== EXTRACTED DATA
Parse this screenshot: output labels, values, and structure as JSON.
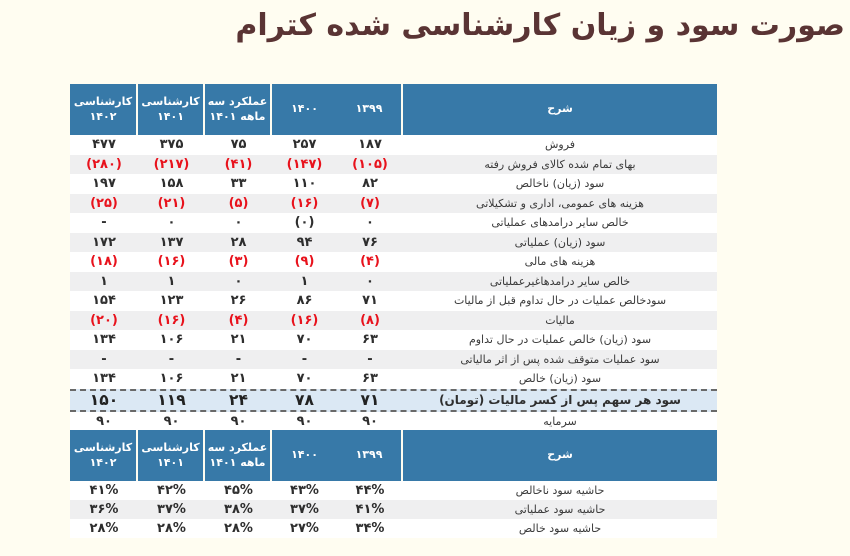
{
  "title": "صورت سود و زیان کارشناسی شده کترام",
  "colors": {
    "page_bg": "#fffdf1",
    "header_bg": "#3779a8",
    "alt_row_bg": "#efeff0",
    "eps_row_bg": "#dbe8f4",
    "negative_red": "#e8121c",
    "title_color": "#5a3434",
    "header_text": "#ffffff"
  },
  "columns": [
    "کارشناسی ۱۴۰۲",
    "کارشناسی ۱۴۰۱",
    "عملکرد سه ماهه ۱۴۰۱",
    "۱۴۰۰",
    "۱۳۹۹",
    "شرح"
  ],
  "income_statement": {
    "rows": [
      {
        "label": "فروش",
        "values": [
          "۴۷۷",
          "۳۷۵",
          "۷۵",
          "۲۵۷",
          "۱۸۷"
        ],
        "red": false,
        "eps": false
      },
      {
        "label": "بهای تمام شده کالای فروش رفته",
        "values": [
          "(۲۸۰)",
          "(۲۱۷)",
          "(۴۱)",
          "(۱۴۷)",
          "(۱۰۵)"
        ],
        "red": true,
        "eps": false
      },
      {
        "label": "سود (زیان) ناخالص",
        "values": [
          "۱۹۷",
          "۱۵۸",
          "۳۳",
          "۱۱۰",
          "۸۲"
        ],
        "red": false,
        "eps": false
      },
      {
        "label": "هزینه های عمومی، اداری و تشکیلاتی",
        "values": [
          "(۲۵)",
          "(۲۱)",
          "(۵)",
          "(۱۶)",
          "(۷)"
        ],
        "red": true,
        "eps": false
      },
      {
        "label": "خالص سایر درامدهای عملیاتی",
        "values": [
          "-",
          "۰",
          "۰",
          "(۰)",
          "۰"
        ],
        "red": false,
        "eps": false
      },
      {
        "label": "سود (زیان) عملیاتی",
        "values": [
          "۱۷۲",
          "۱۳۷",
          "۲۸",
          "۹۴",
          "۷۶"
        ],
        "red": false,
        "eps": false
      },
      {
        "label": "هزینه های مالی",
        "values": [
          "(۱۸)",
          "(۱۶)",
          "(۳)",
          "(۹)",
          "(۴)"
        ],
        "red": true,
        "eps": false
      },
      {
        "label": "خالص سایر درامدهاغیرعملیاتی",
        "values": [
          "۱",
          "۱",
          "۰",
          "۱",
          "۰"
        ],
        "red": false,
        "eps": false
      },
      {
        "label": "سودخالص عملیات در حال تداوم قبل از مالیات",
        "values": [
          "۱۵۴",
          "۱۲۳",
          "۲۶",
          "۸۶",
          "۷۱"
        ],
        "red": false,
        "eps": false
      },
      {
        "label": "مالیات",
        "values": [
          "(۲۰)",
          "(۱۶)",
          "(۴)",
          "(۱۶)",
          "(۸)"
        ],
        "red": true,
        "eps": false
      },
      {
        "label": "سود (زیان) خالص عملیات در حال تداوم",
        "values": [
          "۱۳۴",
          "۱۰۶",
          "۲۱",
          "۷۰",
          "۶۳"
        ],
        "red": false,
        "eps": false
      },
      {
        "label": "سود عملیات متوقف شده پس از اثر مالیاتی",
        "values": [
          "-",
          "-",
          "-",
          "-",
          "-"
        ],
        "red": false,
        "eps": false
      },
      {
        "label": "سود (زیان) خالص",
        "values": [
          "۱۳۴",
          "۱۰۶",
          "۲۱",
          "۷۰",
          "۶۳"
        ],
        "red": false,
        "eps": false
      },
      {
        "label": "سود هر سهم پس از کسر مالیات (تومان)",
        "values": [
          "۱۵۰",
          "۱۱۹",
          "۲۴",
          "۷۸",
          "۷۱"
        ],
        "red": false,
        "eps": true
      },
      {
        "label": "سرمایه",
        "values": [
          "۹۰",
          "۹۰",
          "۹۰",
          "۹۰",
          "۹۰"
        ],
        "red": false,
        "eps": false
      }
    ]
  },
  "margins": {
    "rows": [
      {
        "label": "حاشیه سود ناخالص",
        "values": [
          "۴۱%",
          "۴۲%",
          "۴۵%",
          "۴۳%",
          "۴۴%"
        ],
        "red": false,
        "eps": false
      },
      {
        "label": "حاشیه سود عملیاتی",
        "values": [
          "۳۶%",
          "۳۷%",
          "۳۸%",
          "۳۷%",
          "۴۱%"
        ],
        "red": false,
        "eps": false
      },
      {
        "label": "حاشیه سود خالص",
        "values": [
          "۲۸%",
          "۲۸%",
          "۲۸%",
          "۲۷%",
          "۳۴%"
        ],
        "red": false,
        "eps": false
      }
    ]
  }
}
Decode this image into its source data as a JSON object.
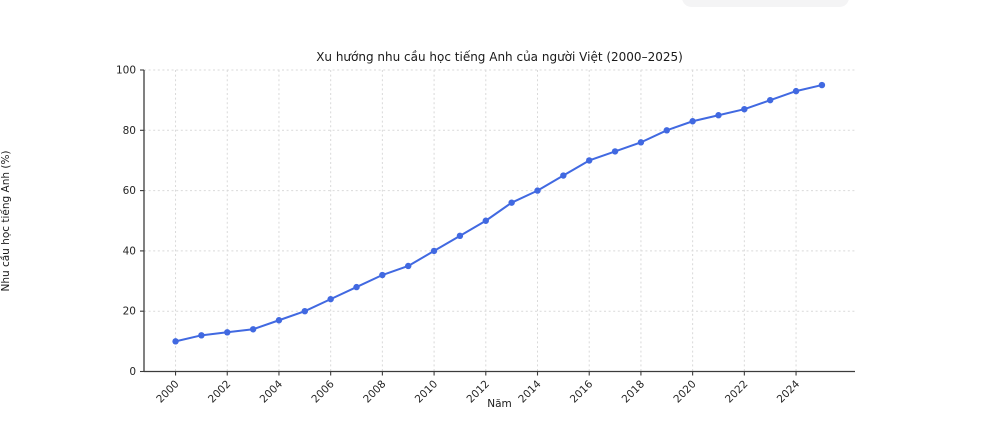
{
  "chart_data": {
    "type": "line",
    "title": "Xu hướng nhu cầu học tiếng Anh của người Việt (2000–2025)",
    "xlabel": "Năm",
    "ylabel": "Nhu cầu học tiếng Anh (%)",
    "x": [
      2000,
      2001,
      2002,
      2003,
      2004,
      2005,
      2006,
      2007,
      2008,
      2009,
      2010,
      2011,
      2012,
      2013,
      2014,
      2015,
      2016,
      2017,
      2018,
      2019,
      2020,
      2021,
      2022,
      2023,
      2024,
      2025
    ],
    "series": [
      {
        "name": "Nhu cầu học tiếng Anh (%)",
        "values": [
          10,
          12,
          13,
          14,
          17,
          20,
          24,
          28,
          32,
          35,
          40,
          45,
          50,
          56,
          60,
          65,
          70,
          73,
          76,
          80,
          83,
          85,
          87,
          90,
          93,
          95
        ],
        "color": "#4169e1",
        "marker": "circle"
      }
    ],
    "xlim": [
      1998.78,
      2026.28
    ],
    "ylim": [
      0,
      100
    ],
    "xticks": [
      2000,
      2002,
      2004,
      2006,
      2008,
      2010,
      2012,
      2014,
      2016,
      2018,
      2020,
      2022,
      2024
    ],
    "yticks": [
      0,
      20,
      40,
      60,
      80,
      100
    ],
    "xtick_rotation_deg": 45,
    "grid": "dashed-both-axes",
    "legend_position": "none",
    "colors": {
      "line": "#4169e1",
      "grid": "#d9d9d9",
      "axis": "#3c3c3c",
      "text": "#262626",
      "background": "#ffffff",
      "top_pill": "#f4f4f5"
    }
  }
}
====
_TASK STATEMENT_
Without the pictures, print the whole listing exactly as given.

_CORRECT ANSWER_
Parse this screenshot: output labels, values, and structure as JSON.
{
  "title": "صورت سود و زیان کارشناسی شده کترام",
  "colors": {
    "page_bg": "#fffdf1",
    "header_bg": "#3779a8",
    "alt_row_bg": "#efeff0",
    "eps_row_bg": "#dbe8f4",
    "negative_red": "#e8121c",
    "title_color": "#5a3434",
    "header_text": "#ffffff"
  },
  "columns": [
    "کارشناسی ۱۴۰۲",
    "کارشناسی ۱۴۰۱",
    "عملکرد سه ماهه ۱۴۰۱",
    "۱۴۰۰",
    "۱۳۹۹",
    "شرح"
  ],
  "income_statement": {
    "rows": [
      {
        "label": "فروش",
        "values": [
          "۴۷۷",
          "۳۷۵",
          "۷۵",
          "۲۵۷",
          "۱۸۷"
        ],
        "red": false,
        "eps": false
      },
      {
        "label": "بهای تمام شده کالای فروش رفته",
        "values": [
          "(۲۸۰)",
          "(۲۱۷)",
          "(۴۱)",
          "(۱۴۷)",
          "(۱۰۵)"
        ],
        "red": true,
        "eps": false
      },
      {
        "label": "سود (زیان) ناخالص",
        "values": [
          "۱۹۷",
          "۱۵۸",
          "۳۳",
          "۱۱۰",
          "۸۲"
        ],
        "red": false,
        "eps": false
      },
      {
        "label": "هزینه های عمومی، اداری و تشکیلاتی",
        "values": [
          "(۲۵)",
          "(۲۱)",
          "(۵)",
          "(۱۶)",
          "(۷)"
        ],
        "red": true,
        "eps": false
      },
      {
        "label": "خالص سایر درامدهای عملیاتی",
        "values": [
          "-",
          "۰",
          "۰",
          "(۰)",
          "۰"
        ],
        "red": false,
        "eps": false
      },
      {
        "label": "سود (زیان) عملیاتی",
        "values": [
          "۱۷۲",
          "۱۳۷",
          "۲۸",
          "۹۴",
          "۷۶"
        ],
        "red": false,
        "eps": false
      },
      {
        "label": "هزینه های مالی",
        "values": [
          "(۱۸)",
          "(۱۶)",
          "(۳)",
          "(۹)",
          "(۴)"
        ],
        "red": true,
        "eps": false
      },
      {
        "label": "خالص سایر درامدهاغیرعملیاتی",
        "values": [
          "۱",
          "۱",
          "۰",
          "۱",
          "۰"
        ],
        "red": false,
        "eps": false
      },
      {
        "label": "سودخالص عملیات در حال تداوم قبل از مالیات",
        "values": [
          "۱۵۴",
          "۱۲۳",
          "۲۶",
          "۸۶",
          "۷۱"
        ],
        "red": false,
        "eps": false
      },
      {
        "label": "مالیات",
        "values": [
          "(۲۰)",
          "(۱۶)",
          "(۴)",
          "(۱۶)",
          "(۸)"
        ],
        "red": true,
        "eps": false
      },
      {
        "label": "سود (زیان) خالص عملیات در حال تداوم",
        "values": [
          "۱۳۴",
          "۱۰۶",
          "۲۱",
          "۷۰",
          "۶۳"
        ],
        "red": false,
        "eps": false
      },
      {
        "label": "سود عملیات متوقف شده پس از اثر مالیاتی",
        "values": [
          "-",
          "-",
          "-",
          "-",
          "-"
        ],
        "red": false,
        "eps": false
      },
      {
        "label": "سود (زیان) خالص",
        "values": [
          "۱۳۴",
          "۱۰۶",
          "۲۱",
          "۷۰",
          "۶۳"
        ],
        "red": false,
        "eps": false
      },
      {
        "label": "سود هر سهم پس از کسر مالیات (تومان)",
        "values": [
          "۱۵۰",
          "۱۱۹",
          "۲۴",
          "۷۸",
          "۷۱"
        ],
        "red": false,
        "eps": true
      },
      {
        "label": "سرمایه",
        "values": [
          "۹۰",
          "۹۰",
          "۹۰",
          "۹۰",
          "۹۰"
        ],
        "red": false,
        "eps": false
      }
    ]
  },
  "margins": {
    "rows": [
      {
        "label": "حاشیه سود ناخالص",
        "values": [
          "۴۱%",
          "۴۲%",
          "۴۵%",
          "۴۳%",
          "۴۴%"
        ],
        "red": false,
        "eps": false
      },
      {
        "label": "حاشیه سود عملیاتی",
        "values": [
          "۳۶%",
          "۳۷%",
          "۳۸%",
          "۳۷%",
          "۴۱%"
        ],
        "red": false,
        "eps": false
      },
      {
        "label": "حاشیه سود خالص",
        "values": [
          "۲۸%",
          "۲۸%",
          "۲۸%",
          "۲۷%",
          "۳۴%"
        ],
        "red": false,
        "eps": false
      }
    ]
  }
}
Decode this image into its source data as a JSON object.
{
  "chart_data": {
    "type": "line",
    "title": "Xu hướng nhu cầu học tiếng Anh của người Việt (2000–2025)",
    "xlabel": "Năm",
    "ylabel": "Nhu cầu học tiếng Anh (%)",
    "x": [
      2000,
      2001,
      2002,
      2003,
      2004,
      2005,
      2006,
      2007,
      2008,
      2009,
      2010,
      2011,
      2012,
      2013,
      2014,
      2015,
      2016,
      2017,
      2018,
      2019,
      2020,
      2021,
      2022,
      2023,
      2024,
      2025
    ],
    "series": [
      {
        "name": "Nhu cầu học tiếng Anh (%)",
        "values": [
          10,
          12,
          13,
          14,
          17,
          20,
          24,
          28,
          32,
          35,
          40,
          45,
          50,
          56,
          60,
          65,
          70,
          73,
          76,
          80,
          83,
          85,
          87,
          90,
          93,
          95
        ],
        "color": "#4169e1",
        "marker": "circle"
      }
    ],
    "xlim": [
      1998.78,
      2026.28
    ],
    "ylim": [
      0,
      100
    ],
    "xticks": [
      2000,
      2002,
      2004,
      2006,
      2008,
      2010,
      2012,
      2014,
      2016,
      2018,
      2020,
      2022,
      2024
    ],
    "yticks": [
      0,
      20,
      40,
      60,
      80,
      100
    ],
    "xtick_rotation_deg": 45,
    "grid": "dashed-both-axes",
    "legend_position": "none",
    "colors": {
      "line": "#4169e1",
      "grid": "#d9d9d9",
      "axis": "#3c3c3c",
      "text": "#262626",
      "background": "#ffffff",
      "top_pill": "#f4f4f5"
    }
  }
}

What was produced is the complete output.